Stated task:
Copy the items from the start of the records through the line containing "bookmark-rocky-reddit[interactable]: Rocky Reddit", keeping every line unchanged, both ends included.

Dataset extract:
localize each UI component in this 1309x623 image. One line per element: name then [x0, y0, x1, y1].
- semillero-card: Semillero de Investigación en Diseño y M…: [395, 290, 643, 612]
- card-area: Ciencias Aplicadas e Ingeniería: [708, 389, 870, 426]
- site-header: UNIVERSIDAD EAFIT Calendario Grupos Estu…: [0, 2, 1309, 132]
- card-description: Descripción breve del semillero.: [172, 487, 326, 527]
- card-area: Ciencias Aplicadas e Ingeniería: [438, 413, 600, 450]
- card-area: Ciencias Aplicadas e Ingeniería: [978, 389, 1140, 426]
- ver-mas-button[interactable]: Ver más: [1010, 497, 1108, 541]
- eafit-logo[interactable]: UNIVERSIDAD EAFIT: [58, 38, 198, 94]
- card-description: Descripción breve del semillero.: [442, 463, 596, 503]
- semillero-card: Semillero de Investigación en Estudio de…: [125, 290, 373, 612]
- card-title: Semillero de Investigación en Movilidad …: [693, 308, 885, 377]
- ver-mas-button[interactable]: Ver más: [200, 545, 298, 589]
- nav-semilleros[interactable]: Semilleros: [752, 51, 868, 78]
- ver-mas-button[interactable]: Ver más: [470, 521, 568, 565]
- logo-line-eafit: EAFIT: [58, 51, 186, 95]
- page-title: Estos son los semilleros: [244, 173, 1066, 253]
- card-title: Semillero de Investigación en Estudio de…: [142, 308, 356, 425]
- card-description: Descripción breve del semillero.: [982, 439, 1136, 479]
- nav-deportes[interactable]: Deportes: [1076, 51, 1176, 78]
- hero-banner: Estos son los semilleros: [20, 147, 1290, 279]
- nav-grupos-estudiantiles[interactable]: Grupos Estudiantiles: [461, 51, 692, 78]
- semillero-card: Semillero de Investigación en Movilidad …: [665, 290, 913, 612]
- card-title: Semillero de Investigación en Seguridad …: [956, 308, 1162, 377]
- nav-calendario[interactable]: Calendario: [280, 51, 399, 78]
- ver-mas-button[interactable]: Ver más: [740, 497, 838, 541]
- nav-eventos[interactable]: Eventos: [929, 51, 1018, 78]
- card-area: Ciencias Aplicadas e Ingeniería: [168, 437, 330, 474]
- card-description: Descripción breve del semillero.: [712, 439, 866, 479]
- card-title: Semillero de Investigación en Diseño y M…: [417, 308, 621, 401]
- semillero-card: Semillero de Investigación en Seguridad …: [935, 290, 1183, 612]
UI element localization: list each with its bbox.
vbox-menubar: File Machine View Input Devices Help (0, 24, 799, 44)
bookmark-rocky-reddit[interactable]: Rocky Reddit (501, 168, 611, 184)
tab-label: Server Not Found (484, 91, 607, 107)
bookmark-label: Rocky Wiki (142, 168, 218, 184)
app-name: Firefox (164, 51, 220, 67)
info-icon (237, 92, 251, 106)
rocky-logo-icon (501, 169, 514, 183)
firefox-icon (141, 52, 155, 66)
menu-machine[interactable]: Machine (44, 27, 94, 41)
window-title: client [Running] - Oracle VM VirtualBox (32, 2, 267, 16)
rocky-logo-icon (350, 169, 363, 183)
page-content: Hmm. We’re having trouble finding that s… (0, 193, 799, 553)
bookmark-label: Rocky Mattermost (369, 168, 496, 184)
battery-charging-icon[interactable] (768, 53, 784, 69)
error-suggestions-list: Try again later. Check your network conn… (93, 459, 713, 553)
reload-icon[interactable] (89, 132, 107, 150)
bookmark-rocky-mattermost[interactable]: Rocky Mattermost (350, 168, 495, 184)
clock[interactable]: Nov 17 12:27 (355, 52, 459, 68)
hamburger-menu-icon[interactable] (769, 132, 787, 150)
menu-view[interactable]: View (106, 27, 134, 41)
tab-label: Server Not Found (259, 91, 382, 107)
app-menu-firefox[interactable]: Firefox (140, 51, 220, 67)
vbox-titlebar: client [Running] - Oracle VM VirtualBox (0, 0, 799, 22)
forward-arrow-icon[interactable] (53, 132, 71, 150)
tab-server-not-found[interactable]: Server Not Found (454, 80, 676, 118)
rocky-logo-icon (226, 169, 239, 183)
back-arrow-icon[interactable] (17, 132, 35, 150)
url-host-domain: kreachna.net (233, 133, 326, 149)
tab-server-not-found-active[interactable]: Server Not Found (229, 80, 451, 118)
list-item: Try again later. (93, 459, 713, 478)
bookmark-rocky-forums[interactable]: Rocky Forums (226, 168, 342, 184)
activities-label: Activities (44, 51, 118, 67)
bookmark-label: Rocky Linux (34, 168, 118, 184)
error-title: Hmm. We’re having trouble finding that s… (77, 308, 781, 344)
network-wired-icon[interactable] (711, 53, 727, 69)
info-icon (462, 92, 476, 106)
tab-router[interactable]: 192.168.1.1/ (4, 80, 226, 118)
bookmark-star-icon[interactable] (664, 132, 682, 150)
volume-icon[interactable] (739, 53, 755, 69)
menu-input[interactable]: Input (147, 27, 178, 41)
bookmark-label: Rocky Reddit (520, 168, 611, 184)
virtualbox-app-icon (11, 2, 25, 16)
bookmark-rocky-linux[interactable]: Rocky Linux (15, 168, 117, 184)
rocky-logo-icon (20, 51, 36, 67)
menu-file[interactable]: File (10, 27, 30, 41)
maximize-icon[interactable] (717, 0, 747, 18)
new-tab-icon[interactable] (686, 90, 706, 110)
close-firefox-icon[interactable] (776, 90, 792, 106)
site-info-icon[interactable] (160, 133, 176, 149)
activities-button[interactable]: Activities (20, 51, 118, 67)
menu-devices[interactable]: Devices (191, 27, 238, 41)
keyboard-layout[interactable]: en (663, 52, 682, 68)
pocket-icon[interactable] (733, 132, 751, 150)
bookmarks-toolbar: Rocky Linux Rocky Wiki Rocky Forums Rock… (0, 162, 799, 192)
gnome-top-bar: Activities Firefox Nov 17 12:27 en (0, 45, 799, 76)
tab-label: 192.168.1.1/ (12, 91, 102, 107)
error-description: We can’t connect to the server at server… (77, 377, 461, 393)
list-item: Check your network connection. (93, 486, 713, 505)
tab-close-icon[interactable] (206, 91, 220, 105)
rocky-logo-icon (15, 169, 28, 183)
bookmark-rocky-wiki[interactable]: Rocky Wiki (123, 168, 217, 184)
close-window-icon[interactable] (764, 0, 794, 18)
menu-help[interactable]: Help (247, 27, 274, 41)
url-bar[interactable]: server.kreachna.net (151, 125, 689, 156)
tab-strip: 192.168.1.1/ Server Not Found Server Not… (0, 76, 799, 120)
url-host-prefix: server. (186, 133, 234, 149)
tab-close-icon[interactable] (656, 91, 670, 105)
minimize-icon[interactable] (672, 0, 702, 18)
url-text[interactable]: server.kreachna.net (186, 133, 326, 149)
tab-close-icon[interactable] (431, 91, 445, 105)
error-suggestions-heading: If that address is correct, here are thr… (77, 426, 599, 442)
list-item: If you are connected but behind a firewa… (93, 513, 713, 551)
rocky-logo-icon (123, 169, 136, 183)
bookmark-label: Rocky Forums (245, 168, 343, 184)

Complete answer:
localize each UI component in this 1309x623 image. One line per element: name then [x0, y0, x1, y1].
- semillero-card: Semillero de Investigación en Diseño y M…: [395, 290, 643, 612]
- card-area: Ciencias Aplicadas e Ingeniería: [708, 389, 870, 426]
- site-header: UNIVERSIDAD EAFIT Calendario Grupos Estu…: [0, 2, 1309, 132]
- card-description: Descripción breve del semillero.: [172, 487, 326, 527]
- card-area: Ciencias Aplicadas e Ingeniería: [438, 413, 600, 450]
- card-area: Ciencias Aplicadas e Ingeniería: [978, 389, 1140, 426]
- ver-mas-button[interactable]: Ver más: [1010, 497, 1108, 541]
- eafit-logo[interactable]: UNIVERSIDAD EAFIT: [58, 38, 198, 94]
- card-description: Descripción breve del semillero.: [442, 463, 596, 503]
- semillero-card: Semillero de Investigación en Estudio de…: [125, 290, 373, 612]
- card-title: Semillero de Investigación en Movilidad …: [693, 308, 885, 377]
- ver-mas-button[interactable]: Ver más: [200, 545, 298, 589]
- nav-semilleros[interactable]: Semilleros: [752, 51, 868, 78]
- ver-mas-button[interactable]: Ver más: [470, 521, 568, 565]
- logo-line-eafit: EAFIT: [58, 51, 186, 95]
- page-title: Estos son los semilleros: [244, 173, 1066, 253]
- card-title: Semillero de Investigación en Estudio de…: [142, 308, 356, 425]
- card-description: Descripción breve del semillero.: [982, 439, 1136, 479]
- nav-deportes[interactable]: Deportes: [1076, 51, 1176, 78]
- hero-banner: Estos son los semilleros: [20, 147, 1290, 279]
- nav-grupos-estudiantiles[interactable]: Grupos Estudiantiles: [461, 51, 692, 78]
- semillero-card: Semillero de Investigación en Movilidad …: [665, 290, 913, 612]
- card-title: Semillero de Investigación en Seguridad …: [956, 308, 1162, 377]
- nav-calendario[interactable]: Calendario: [280, 51, 399, 78]
- ver-mas-button[interactable]: Ver más: [740, 497, 838, 541]
- nav-eventos[interactable]: Eventos: [929, 51, 1018, 78]
- card-area: Ciencias Aplicadas e Ingeniería: [168, 437, 330, 474]
- card-description: Descripción breve del semillero.: [712, 439, 866, 479]
- card-title: Semillero de Investigación en Diseño y M…: [417, 308, 621, 401]
- semillero-card: Semillero de Investigación en Seguridad …: [935, 290, 1183, 612]
UI element localization: list each with its bbox.
vbox-menubar: File Machine View Input Devices Help (0, 24, 799, 44)
bookmark-rocky-reddit[interactable]: Rocky Reddit (501, 168, 611, 184)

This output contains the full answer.